THE EXERCISE:
Below are some entries. Output each one exactly as it appears.

PROVIDED MATERIAL:
+-------+

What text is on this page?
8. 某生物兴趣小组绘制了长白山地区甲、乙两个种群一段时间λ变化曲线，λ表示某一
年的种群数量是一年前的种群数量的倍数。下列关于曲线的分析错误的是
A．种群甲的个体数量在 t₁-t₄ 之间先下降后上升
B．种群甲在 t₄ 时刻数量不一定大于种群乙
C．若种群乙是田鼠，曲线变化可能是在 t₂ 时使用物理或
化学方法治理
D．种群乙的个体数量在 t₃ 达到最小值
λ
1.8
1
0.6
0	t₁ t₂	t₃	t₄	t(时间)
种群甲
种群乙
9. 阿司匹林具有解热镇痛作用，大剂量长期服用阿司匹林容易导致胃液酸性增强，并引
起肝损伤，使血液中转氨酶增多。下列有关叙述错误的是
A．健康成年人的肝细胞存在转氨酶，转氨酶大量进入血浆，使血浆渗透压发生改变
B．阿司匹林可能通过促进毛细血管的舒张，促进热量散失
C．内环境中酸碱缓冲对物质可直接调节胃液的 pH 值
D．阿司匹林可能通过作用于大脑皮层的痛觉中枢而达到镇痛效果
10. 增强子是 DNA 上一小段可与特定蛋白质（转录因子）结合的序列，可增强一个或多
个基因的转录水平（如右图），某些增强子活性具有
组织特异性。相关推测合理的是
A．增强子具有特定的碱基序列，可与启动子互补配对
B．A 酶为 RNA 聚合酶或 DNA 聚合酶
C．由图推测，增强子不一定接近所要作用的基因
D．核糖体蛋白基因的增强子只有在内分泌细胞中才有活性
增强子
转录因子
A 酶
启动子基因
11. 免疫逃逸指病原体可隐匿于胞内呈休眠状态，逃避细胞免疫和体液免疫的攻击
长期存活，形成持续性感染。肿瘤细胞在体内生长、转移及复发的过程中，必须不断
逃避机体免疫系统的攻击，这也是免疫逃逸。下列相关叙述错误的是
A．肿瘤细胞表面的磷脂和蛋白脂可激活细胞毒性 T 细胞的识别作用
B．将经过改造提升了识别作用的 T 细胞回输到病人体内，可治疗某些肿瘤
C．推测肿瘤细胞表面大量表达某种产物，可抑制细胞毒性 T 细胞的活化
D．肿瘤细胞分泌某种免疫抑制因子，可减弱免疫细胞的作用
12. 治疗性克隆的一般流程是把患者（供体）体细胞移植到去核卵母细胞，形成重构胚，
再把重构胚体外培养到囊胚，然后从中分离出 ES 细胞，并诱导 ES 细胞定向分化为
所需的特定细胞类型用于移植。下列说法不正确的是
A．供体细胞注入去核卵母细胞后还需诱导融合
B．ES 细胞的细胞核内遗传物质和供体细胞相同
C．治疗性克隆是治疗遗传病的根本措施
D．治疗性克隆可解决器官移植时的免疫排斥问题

+-------+

WORKED SOLUTION:
What text is on this page?
8. 某生物兴趣小组绘制了长白山地区甲、乙两个种群一段时间λ变化曲线，λ表示某一
年的种群数量是一年前的种群数量的倍数。下列关于曲线的分析错误的是
A．种群甲的个体数量在 t₁-t₄ 之间先下降后上升
B．种群甲在 t₄ 时刻数量不一定大于种群乙
C．若种群乙是田鼠，曲线变化可能是在 t₂ 时使用物理或
化学方法治理
D．种群乙的个体数量在 t₃ 达到最小值
λ
1.8
1
0.6
0	t₁ t₂	t₃	t₄	t(时间)
种群甲
种群乙
9. 阿司匹林具有解热镇痛作用，大剂量长期服用阿司匹林容易导致胃液酸性增强，并引
起肝损伤，使血液中转氨酶增多。下列有关叙述错误的是
A．健康成年人的肝细胞存在转氨酶，转氨酶大量进入血浆，使血浆渗透压发生改变
B．阿司匹林可能通过促进毛细血管的舒张，促进热量散失
C．内环境中酸碱缓冲对物质可直接调节胃液的 pH 值
D．阿司匹林可能通过作用于大脑皮层的痛觉中枢而达到镇痛效果
10. 增强子是 DNA 上一小段可与特定蛋白质（转录因子）结合的序列，可增强一个或多
个基因的转录水平（如右图），某些增强子活性具有
组织特异性。相关推测合理的是
A．增强子具有特定的碱基序列，可与启动子互补配对
B．A 酶为 RNA 聚合酶或 DNA 聚合酶
C．由图推测，增强子不一定接近所要作用的基因
D．核糖体蛋白基因的增强子只有在内分泌细胞中才有活性
增强子
转录因子
A 酶
启动子基因
11. 免疫逃逸指病原体可隐匿于胞内呈休眠状态，逃避细胞免疫和体液免疫的攻击
长期存活，形成持续性感染。肿瘤细胞在体内生长、转移及复发的过程中，必须不断
逃避机体免疫系统的攻击，这也是免疫逃逸。下列相关叙述错误的是
A．肿瘤细胞表面的磷脂和蛋白脂可激活细胞毒性 T 细胞的识别作用
B．将经过改造提升了识别作用的 T 细胞回输到病人体内，可治疗某些肿瘤
C．推测肿瘤细胞表面大量表达某种产物，可抑制细胞毒性 T 细胞的活化
D．肿瘤细胞分泌某种免疫抑制因子，可减弱免疫细胞的作用
12. 治疗性克隆的一般流程是把患者（供体）体细胞移植到去核卵母细胞，形成重构胚，
再把重构胚体外培养到囊胚，然后从中分离出 ES 细胞，并诱导 ES 细胞定向分化为
所需的特定细胞类型用于移植。下列说法不正确的是
A．供体细胞注入去核卵母细胞后还需诱导融合
B．ES 细胞的细胞核内遗传物质和供体细胞相同
C．治疗性克隆是治疗遗传病的根本措施
D．治疗性克隆可解决器官移植时的免疫排斥问题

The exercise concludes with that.